■ What you have to do
Wherever the string "view" appears in the listing, copy that line.

Data listing:
>> begin
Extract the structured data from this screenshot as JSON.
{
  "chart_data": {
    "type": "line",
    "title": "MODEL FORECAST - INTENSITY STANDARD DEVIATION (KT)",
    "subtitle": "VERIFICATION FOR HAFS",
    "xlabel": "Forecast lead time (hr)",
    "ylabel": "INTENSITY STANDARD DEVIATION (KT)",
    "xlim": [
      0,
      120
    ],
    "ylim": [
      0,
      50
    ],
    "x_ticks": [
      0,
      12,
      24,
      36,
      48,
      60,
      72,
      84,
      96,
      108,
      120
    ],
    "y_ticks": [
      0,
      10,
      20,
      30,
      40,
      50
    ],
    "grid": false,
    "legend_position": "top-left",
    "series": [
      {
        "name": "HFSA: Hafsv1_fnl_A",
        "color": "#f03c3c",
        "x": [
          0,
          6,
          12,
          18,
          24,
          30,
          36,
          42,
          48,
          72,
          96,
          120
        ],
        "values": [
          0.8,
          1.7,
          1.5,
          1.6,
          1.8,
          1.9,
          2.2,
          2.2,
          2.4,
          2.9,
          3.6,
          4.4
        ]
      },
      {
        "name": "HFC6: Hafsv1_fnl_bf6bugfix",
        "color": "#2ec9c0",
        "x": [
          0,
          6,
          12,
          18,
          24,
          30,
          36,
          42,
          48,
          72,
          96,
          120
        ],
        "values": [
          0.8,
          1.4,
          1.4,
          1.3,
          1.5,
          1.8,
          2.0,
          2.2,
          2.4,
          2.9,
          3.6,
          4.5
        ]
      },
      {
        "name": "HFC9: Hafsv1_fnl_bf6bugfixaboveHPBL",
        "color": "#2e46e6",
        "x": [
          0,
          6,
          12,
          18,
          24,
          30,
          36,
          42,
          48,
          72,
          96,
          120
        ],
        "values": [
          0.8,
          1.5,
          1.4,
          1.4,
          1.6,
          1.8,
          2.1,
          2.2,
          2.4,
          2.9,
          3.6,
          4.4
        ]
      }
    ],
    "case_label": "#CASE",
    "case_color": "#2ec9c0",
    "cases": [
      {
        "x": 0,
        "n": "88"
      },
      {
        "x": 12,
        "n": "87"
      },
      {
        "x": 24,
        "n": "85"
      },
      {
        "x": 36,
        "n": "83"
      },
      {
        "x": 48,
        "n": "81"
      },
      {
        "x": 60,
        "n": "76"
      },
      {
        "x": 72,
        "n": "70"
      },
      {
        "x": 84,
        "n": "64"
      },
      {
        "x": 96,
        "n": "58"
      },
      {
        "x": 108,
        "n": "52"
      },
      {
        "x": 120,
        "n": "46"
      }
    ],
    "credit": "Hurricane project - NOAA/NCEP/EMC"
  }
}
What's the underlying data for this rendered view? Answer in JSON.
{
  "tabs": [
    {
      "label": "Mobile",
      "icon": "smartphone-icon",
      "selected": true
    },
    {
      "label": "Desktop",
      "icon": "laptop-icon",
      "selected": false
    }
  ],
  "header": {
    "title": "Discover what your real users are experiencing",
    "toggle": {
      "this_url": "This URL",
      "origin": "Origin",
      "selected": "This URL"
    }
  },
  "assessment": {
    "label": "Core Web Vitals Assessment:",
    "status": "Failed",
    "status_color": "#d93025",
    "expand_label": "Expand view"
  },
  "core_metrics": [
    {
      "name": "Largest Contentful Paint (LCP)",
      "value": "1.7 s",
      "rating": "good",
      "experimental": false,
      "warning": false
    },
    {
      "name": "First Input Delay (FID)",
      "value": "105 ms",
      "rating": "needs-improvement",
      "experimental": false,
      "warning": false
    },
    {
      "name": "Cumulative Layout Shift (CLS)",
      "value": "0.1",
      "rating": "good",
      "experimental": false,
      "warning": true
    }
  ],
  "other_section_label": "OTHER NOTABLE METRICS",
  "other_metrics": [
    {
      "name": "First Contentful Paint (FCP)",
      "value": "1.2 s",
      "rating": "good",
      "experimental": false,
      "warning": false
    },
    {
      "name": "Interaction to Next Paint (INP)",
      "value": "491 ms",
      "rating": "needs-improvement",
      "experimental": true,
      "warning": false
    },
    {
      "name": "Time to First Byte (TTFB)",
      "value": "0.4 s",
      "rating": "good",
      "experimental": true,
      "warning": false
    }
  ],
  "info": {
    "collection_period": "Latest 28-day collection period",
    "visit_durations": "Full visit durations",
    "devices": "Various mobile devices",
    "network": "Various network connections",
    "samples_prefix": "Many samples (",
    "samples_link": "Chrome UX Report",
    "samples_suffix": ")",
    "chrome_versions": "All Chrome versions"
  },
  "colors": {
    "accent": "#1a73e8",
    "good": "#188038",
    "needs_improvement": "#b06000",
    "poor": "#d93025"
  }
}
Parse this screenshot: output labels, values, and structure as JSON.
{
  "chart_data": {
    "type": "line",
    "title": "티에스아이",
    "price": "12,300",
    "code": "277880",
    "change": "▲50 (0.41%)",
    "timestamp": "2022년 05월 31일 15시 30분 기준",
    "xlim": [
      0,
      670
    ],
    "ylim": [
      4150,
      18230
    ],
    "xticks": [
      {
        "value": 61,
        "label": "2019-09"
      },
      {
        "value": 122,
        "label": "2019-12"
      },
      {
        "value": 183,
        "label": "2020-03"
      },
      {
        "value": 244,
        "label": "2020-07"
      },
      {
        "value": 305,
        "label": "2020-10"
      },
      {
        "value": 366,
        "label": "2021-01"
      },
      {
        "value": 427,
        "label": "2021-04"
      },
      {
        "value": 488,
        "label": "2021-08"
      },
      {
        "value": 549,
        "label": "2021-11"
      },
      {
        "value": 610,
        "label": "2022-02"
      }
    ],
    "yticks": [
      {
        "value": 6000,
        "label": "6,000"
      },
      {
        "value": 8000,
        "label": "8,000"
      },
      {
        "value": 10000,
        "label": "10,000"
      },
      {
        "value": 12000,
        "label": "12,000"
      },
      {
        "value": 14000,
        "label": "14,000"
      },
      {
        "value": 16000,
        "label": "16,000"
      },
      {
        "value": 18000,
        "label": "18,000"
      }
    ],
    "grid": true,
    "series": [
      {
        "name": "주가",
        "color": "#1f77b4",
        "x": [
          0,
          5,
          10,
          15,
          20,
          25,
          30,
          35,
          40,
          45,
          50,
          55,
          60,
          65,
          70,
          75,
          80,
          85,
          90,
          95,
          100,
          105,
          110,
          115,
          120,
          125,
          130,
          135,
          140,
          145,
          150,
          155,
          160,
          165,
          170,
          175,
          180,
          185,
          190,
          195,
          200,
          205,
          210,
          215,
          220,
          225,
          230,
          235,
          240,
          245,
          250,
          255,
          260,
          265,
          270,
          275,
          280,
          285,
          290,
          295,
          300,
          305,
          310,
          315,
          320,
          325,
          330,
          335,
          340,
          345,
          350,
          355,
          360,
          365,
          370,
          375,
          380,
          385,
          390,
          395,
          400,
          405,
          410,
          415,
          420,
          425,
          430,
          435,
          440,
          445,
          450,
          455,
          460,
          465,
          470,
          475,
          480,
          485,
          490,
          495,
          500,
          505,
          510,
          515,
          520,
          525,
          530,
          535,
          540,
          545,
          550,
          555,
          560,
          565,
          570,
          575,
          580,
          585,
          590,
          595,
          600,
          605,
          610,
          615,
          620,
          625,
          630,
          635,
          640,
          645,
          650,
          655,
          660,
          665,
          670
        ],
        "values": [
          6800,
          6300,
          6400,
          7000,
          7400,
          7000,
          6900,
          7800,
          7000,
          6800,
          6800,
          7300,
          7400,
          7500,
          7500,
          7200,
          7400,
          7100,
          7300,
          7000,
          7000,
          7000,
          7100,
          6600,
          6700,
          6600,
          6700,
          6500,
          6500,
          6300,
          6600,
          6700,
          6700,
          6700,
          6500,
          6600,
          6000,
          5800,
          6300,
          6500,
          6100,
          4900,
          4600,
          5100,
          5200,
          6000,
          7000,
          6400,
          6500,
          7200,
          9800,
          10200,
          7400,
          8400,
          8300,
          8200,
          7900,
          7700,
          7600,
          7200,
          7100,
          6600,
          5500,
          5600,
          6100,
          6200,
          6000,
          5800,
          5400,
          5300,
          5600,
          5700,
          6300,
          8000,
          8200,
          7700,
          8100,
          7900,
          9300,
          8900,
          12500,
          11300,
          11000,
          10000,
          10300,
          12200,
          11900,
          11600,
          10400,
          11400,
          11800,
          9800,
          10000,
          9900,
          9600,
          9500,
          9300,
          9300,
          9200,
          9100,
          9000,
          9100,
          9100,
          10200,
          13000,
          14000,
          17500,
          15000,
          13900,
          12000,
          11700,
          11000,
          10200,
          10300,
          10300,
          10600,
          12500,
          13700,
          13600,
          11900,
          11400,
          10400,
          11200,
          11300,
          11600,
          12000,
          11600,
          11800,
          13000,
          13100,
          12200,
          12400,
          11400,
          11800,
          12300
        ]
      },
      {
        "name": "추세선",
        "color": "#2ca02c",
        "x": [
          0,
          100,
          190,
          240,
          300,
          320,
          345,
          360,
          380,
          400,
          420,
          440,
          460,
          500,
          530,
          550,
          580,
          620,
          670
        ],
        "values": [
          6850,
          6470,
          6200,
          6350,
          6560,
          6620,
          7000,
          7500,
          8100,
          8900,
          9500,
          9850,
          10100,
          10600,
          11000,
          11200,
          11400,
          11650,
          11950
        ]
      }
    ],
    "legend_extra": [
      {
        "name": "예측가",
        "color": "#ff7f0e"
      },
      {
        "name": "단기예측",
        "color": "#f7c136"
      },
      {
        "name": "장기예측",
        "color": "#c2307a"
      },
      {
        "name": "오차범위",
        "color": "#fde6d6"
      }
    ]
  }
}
>> end
■ Exercise solution
What's the underlying data for this rendered view? Answer in JSON.
    "expand_label": "Expand view"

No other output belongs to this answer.